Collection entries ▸
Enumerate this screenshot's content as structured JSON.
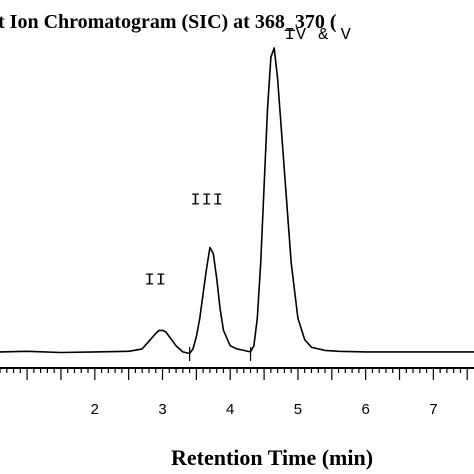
{
  "chart_data": {
    "type": "line",
    "title": "t Ion Chromatogram  (SIC) at 368_370 (",
    "xlabel": "Retention Time (min)",
    "ylabel": "",
    "xlim": [
      0.6,
      7.6
    ],
    "ylim": [
      0,
      1
    ],
    "grid": false,
    "x_ticks": [
      2,
      3,
      4,
      5,
      6,
      7
    ],
    "x_tick_labels": [
      "2",
      "3",
      "4",
      "5",
      "6",
      "7"
    ],
    "minor_tick_step": 0.1,
    "series": [
      {
        "x": [
          0.6,
          1.0,
          1.5,
          2.0,
          2.5,
          2.7,
          2.8,
          2.9,
          2.95,
          3.0,
          3.05,
          3.1,
          3.2,
          3.3,
          3.4,
          3.45,
          3.5,
          3.55,
          3.6,
          3.65,
          3.7,
          3.75,
          3.8,
          3.85,
          3.9,
          4.0,
          4.1,
          4.2,
          4.3,
          4.35,
          4.4,
          4.45,
          4.5,
          4.55,
          4.6,
          4.65,
          4.7,
          4.8,
          4.9,
          5.0,
          5.1,
          5.2,
          5.4,
          5.6,
          6.0,
          6.5,
          7.0,
          7.6
        ],
        "y": [
          0.01,
          0.012,
          0.008,
          0.01,
          0.012,
          0.02,
          0.045,
          0.07,
          0.08,
          0.08,
          0.075,
          0.06,
          0.03,
          0.01,
          0.005,
          0.02,
          0.06,
          0.12,
          0.2,
          0.28,
          0.35,
          0.33,
          0.25,
          0.15,
          0.08,
          0.03,
          0.02,
          0.015,
          0.01,
          0.03,
          0.12,
          0.3,
          0.55,
          0.8,
          0.97,
          1.0,
          0.9,
          0.6,
          0.3,
          0.12,
          0.05,
          0.025,
          0.015,
          0.012,
          0.01,
          0.01,
          0.01,
          0.01
        ]
      }
    ],
    "annotations": [
      {
        "text": "II",
        "x": 2.9,
        "y": 0.23
      },
      {
        "text": "III",
        "x": 3.66,
        "y": 0.49
      },
      {
        "text": "IV & V",
        "x": 5.3,
        "y": 1.03
      }
    ],
    "baseline_markers": [
      3.4,
      4.3
    ],
    "line_color": "#000000"
  }
}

Goal ▸ Without the pictures, repeat the listing above exactly.

Written solution ▸
Enumerate this screenshot's content as structured JSON.
{
  "chart_data": {
    "type": "line",
    "title": "t Ion Chromatogram  (SIC) at 368_370 (",
    "xlabel": "Retention Time (min)",
    "ylabel": "",
    "xlim": [
      0.6,
      7.6
    ],
    "ylim": [
      0,
      1
    ],
    "grid": false,
    "x_ticks": [
      2,
      3,
      4,
      5,
      6,
      7
    ],
    "x_tick_labels": [
      "2",
      "3",
      "4",
      "5",
      "6",
      "7"
    ],
    "minor_tick_step": 0.1,
    "series": [
      {
        "x": [
          0.6,
          1.0,
          1.5,
          2.0,
          2.5,
          2.7,
          2.8,
          2.9,
          2.95,
          3.0,
          3.05,
          3.1,
          3.2,
          3.3,
          3.4,
          3.45,
          3.5,
          3.55,
          3.6,
          3.65,
          3.7,
          3.75,
          3.8,
          3.85,
          3.9,
          4.0,
          4.1,
          4.2,
          4.3,
          4.35,
          4.4,
          4.45,
          4.5,
          4.55,
          4.6,
          4.65,
          4.7,
          4.8,
          4.9,
          5.0,
          5.1,
          5.2,
          5.4,
          5.6,
          6.0,
          6.5,
          7.0,
          7.6
        ],
        "y": [
          0.01,
          0.012,
          0.008,
          0.01,
          0.012,
          0.02,
          0.045,
          0.07,
          0.08,
          0.08,
          0.075,
          0.06,
          0.03,
          0.01,
          0.005,
          0.02,
          0.06,
          0.12,
          0.2,
          0.28,
          0.35,
          0.33,
          0.25,
          0.15,
          0.08,
          0.03,
          0.02,
          0.015,
          0.01,
          0.03,
          0.12,
          0.3,
          0.55,
          0.8,
          0.97,
          1.0,
          0.9,
          0.6,
          0.3,
          0.12,
          0.05,
          0.025,
          0.015,
          0.012,
          0.01,
          0.01,
          0.01,
          0.01
        ]
      }
    ],
    "annotations": [
      {
        "text": "II",
        "x": 2.9,
        "y": 0.23
      },
      {
        "text": "III",
        "x": 3.66,
        "y": 0.49
      },
      {
        "text": "IV & V",
        "x": 5.3,
        "y": 1.03
      }
    ],
    "baseline_markers": [
      3.4,
      4.3
    ],
    "line_color": "#000000"
  }
}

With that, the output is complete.